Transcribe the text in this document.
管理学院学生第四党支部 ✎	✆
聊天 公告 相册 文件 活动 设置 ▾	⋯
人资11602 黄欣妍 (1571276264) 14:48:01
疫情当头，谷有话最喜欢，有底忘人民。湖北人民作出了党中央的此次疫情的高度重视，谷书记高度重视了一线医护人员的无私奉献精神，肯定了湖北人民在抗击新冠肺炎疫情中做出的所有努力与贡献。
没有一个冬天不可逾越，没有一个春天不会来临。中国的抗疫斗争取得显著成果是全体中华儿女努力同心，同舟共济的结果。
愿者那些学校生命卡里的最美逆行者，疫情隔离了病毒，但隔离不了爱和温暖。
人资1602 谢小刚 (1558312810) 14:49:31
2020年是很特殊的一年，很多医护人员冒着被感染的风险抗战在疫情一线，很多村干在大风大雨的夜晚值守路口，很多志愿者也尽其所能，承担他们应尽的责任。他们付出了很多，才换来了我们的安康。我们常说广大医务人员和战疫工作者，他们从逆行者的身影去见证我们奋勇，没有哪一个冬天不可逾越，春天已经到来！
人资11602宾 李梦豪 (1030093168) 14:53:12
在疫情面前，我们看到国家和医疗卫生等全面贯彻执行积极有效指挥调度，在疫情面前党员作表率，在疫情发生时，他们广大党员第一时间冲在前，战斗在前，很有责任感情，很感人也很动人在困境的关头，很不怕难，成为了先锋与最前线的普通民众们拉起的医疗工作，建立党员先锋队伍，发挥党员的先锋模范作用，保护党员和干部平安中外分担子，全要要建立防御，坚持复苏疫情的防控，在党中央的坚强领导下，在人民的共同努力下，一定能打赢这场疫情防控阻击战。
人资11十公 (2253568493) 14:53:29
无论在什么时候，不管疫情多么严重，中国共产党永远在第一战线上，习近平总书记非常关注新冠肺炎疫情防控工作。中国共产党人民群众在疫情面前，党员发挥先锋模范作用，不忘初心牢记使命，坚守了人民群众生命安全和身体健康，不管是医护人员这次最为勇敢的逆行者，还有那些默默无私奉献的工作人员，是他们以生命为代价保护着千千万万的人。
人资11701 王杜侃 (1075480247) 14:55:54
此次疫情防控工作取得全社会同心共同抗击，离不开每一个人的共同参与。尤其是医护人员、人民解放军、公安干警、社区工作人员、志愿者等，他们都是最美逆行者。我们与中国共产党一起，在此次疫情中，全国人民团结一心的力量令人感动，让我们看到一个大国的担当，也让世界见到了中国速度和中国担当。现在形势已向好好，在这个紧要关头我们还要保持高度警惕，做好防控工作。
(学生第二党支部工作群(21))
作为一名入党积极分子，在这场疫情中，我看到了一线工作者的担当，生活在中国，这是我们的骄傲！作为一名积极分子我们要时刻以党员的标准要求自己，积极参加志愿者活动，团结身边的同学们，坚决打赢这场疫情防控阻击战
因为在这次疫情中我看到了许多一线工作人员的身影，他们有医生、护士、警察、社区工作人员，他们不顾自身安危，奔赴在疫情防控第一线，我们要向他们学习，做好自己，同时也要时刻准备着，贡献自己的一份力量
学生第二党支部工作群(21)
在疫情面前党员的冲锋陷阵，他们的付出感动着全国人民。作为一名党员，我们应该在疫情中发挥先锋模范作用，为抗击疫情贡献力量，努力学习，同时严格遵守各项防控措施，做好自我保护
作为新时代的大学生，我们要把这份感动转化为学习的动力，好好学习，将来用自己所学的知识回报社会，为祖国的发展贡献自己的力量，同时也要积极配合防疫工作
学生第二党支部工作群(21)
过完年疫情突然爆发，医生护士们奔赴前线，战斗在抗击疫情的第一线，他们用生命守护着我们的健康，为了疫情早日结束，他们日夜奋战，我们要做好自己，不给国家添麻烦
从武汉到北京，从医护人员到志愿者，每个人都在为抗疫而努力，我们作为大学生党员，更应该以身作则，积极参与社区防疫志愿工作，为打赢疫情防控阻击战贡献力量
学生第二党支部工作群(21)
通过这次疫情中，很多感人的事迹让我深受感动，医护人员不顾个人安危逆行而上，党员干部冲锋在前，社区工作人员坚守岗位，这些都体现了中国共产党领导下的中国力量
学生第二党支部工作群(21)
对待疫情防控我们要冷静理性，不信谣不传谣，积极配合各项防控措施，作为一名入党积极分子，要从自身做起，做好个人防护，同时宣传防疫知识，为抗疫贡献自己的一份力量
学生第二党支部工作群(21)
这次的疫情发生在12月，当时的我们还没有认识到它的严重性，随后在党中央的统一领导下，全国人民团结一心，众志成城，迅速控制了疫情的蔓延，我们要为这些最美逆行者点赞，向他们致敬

# # # #

**Given request:**
Recopy the entries above in their entirety, exactly.

**Task answer:**
Transcribe the text in this document.
管理学院学生第四党支部 ✎	✆
聊天 公告 相册 文件 活动 设置 ▾	⋯
人资11602 黄欣妍 (1571276264) 14:48:01
疫情当头，谷有话最喜欢，有底忘人民。湖北人民作出了党中央的此次疫情的高度重视，谷书记高度重视了一线医护人员的无私奉献精神，肯定了湖北人民在抗击新冠肺炎疫情中做出的所有努力与贡献。
没有一个冬天不可逾越，没有一个春天不会来临。中国的抗疫斗争取得显著成果是全体中华儿女努力同心，同舟共济的结果。
愿者那些学校生命卡里的最美逆行者，疫情隔离了病毒，但隔离不了爱和温暖。
人资1602 谢小刚 (1558312810) 14:49:31
2020年是很特殊的一年，很多医护人员冒着被感染的风险抗战在疫情一线，很多村干在大风大雨的夜晚值守路口，很多志愿者也尽其所能，承担他们应尽的责任。他们付出了很多，才换来了我们的安康。我们常说广大医务人员和战疫工作者，他们从逆行者的身影去见证我们奋勇，没有哪一个冬天不可逾越，春天已经到来！
人资11602宾 李梦豪 (1030093168) 14:53:12
在疫情面前，我们看到国家和医疗卫生等全面贯彻执行积极有效指挥调度，在疫情面前党员作表率，在疫情发生时，他们广大党员第一时间冲在前，战斗在前，很有责任感情，很感人也很动人在困境的关头，很不怕难，成为了先锋与最前线的普通民众们拉起的医疗工作，建立党员先锋队伍，发挥党员的先锋模范作用，保护党员和干部平安中外分担子，全要要建立防御，坚持复苏疫情的防控，在党中央的坚强领导下，在人民的共同努力下，一定能打赢这场疫情防控阻击战。
人资11十公 (2253568493) 14:53:29
无论在什么时候，不管疫情多么严重，中国共产党永远在第一战线上，习近平总书记非常关注新冠肺炎疫情防控工作。中国共产党人民群众在疫情面前，党员发挥先锋模范作用，不忘初心牢记使命，坚守了人民群众生命安全和身体健康，不管是医护人员这次最为勇敢的逆行者，还有那些默默无私奉献的工作人员，是他们以生命为代价保护着千千万万的人。
人资11701 王杜侃 (1075480247) 14:55:54
此次疫情防控工作取得全社会同心共同抗击，离不开每一个人的共同参与。尤其是医护人员、人民解放军、公安干警、社区工作人员、志愿者等，他们都是最美逆行者。我们与中国共产党一起，在此次疫情中，全国人民团结一心的力量令人感动，让我们看到一个大国的担当，也让世界见到了中国速度和中国担当。现在形势已向好好，在这个紧要关头我们还要保持高度警惕，做好防控工作。
(学生第二党支部工作群(21))
作为一名入党积极分子，在这场疫情中，我看到了一线工作者的担当，生活在中国，这是我们的骄傲！作为一名积极分子我们要时刻以党员的标准要求自己，积极参加志愿者活动，团结身边的同学们，坚决打赢这场疫情防控阻击战
因为在这次疫情中我看到了许多一线工作人员的身影，他们有医生、护士、警察、社区工作人员，他们不顾自身安危，奔赴在疫情防控第一线，我们要向他们学习，做好自己，同时也要时刻准备着，贡献自己的一份力量
学生第二党支部工作群(21)
在疫情面前党员的冲锋陷阵，他们的付出感动着全国人民。作为一名党员，我们应该在疫情中发挥先锋模范作用，为抗击疫情贡献力量，努力学习，同时严格遵守各项防控措施，做好自我保护
作为新时代的大学生，我们要把这份感动转化为学习的动力，好好学习，将来用自己所学的知识回报社会，为祖国的发展贡献自己的力量，同时也要积极配合防疫工作
学生第二党支部工作群(21)
过完年疫情突然爆发，医生护士们奔赴前线，战斗在抗击疫情的第一线，他们用生命守护着我们的健康，为了疫情早日结束，他们日夜奋战，我们要做好自己，不给国家添麻烦
从武汉到北京，从医护人员到志愿者，每个人都在为抗疫而努力，我们作为大学生党员，更应该以身作则，积极参与社区防疫志愿工作，为打赢疫情防控阻击战贡献力量
学生第二党支部工作群(21)
通过这次疫情中，很多感人的事迹让我深受感动，医护人员不顾个人安危逆行而上，党员干部冲锋在前，社区工作人员坚守岗位，这些都体现了中国共产党领导下的中国力量
学生第二党支部工作群(21)
对待疫情防控我们要冷静理性，不信谣不传谣，积极配合各项防控措施，作为一名入党积极分子，要从自身做起，做好个人防护，同时宣传防疫知识，为抗疫贡献自己的一份力量
学生第二党支部工作群(21)
这次的疫情发生在12月，当时的我们还没有认识到它的严重性，随后在党中央的统一领导下，全国人民团结一心，众志成城，迅速控制了疫情的蔓延，我们要为这些最美逆行者点赞，向他们致敬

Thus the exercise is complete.